## Records to process
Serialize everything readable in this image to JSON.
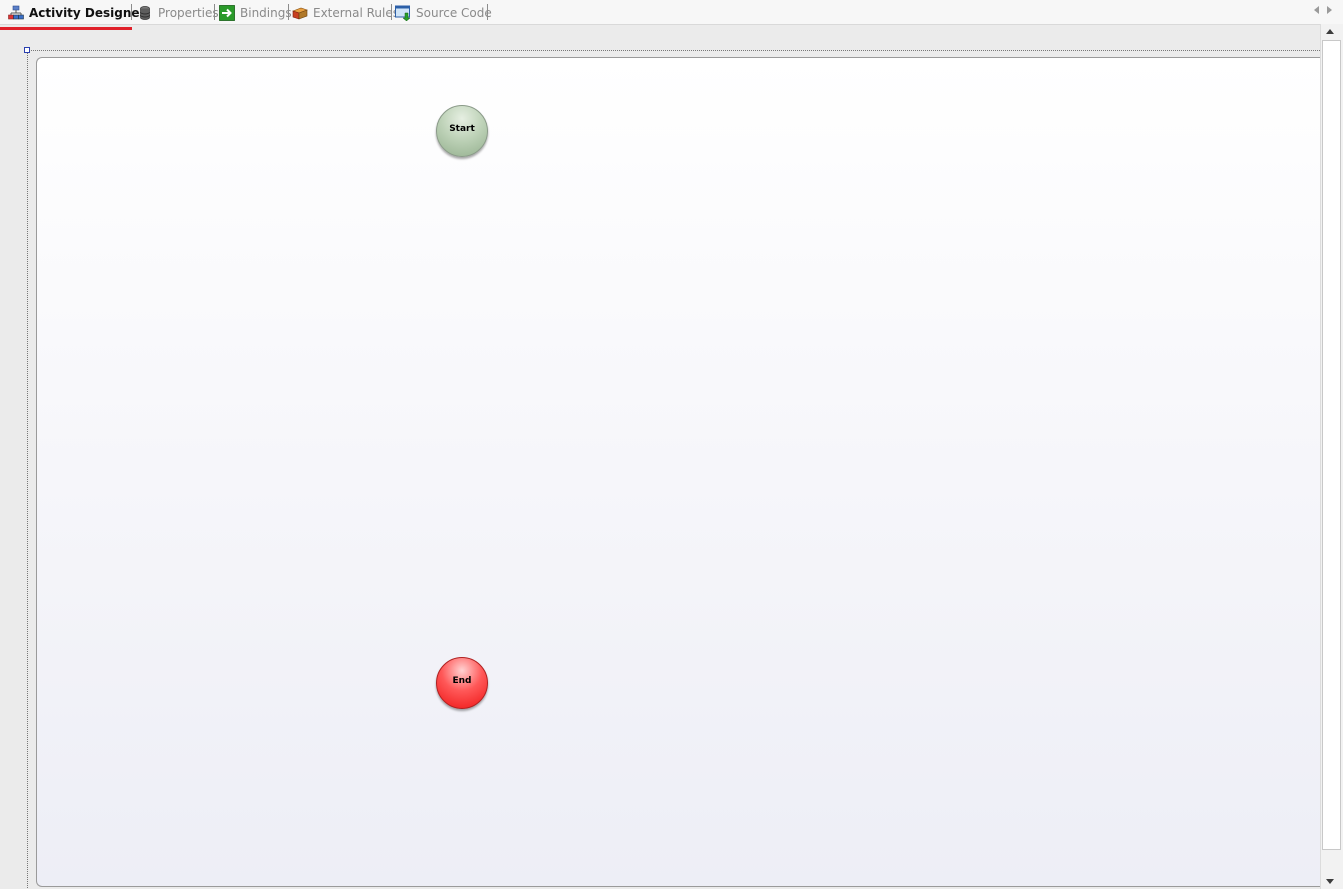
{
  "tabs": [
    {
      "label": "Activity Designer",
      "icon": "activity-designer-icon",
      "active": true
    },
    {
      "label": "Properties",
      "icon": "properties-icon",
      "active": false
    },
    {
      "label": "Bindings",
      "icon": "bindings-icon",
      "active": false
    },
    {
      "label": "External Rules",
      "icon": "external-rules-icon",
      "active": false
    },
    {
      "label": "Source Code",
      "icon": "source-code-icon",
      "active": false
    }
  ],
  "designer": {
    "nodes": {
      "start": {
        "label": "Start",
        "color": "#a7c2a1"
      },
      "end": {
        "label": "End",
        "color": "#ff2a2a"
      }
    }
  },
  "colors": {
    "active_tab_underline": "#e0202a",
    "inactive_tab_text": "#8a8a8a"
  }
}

## Requirements
Make an exact copy of the listing above. Do not include the pictures.

## Exercise result
Serialize everything readable in this image to JSON.
{
  "tabs": [
    {
      "label": "Activity Designer",
      "icon": "activity-designer-icon",
      "active": true
    },
    {
      "label": "Properties",
      "icon": "properties-icon",
      "active": false
    },
    {
      "label": "Bindings",
      "icon": "bindings-icon",
      "active": false
    },
    {
      "label": "External Rules",
      "icon": "external-rules-icon",
      "active": false
    },
    {
      "label": "Source Code",
      "icon": "source-code-icon",
      "active": false
    }
  ],
  "designer": {
    "nodes": {
      "start": {
        "label": "Start",
        "color": "#a7c2a1"
      },
      "end": {
        "label": "End",
        "color": "#ff2a2a"
      }
    }
  },
  "colors": {
    "active_tab_underline": "#e0202a",
    "inactive_tab_text": "#8a8a8a"
  }
}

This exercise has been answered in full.